SET PROBLEM>
Identify the lines that contain the word "социальной" and copy each one.

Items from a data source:
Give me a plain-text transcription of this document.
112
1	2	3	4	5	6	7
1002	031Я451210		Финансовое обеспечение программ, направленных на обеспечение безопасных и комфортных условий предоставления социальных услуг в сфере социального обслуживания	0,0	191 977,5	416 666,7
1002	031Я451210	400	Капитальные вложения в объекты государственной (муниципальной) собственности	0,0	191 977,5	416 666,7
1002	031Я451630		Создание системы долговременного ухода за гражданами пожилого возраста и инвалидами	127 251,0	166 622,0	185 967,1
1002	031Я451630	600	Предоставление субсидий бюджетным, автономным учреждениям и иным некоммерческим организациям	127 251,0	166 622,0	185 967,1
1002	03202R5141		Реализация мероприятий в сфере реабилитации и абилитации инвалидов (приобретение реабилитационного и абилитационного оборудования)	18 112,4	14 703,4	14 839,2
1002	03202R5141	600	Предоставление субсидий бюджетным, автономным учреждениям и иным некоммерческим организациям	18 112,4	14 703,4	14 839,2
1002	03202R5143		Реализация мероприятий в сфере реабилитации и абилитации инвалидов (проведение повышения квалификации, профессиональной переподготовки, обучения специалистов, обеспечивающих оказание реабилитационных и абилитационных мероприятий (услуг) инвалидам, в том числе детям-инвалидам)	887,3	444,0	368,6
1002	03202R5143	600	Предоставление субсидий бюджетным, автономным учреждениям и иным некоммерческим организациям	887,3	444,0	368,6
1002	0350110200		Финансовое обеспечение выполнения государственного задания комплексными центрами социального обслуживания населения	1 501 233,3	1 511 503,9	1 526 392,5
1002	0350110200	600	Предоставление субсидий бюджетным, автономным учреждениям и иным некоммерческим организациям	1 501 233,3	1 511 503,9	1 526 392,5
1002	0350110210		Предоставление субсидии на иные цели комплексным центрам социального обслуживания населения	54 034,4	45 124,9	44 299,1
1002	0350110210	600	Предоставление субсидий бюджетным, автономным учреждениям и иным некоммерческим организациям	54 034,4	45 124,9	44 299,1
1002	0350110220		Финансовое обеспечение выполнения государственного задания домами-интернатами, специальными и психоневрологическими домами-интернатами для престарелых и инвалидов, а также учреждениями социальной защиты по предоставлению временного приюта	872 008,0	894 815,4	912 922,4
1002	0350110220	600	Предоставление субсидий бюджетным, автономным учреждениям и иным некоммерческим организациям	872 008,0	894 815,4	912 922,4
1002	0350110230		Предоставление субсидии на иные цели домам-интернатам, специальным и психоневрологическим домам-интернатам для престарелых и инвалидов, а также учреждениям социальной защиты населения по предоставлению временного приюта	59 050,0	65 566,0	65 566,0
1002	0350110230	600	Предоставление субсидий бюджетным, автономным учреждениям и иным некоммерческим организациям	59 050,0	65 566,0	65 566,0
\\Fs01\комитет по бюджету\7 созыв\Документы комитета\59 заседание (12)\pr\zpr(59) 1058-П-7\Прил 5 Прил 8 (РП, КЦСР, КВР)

SOLUTION BELOW>
1002	0350110220		Финансовое обеспечение выполнения государственного задания домами-интернатами, специальными и психоневрологическими домами-интернатами для престарелых и инвалидов, а также учреждениями социальной защиты по предоставлению временного приюта	872 008,0	894 815,4	912 922,4
1002	0350110230		Предоставление субсидии на иные цели домам-интернатам, специальным и психоневрологическим домам-интернатам для престарелых и инвалидов, а также учреждениям социальной защиты населения по предоставлению временного приюта	59 050,0	65 566,0	65 566,0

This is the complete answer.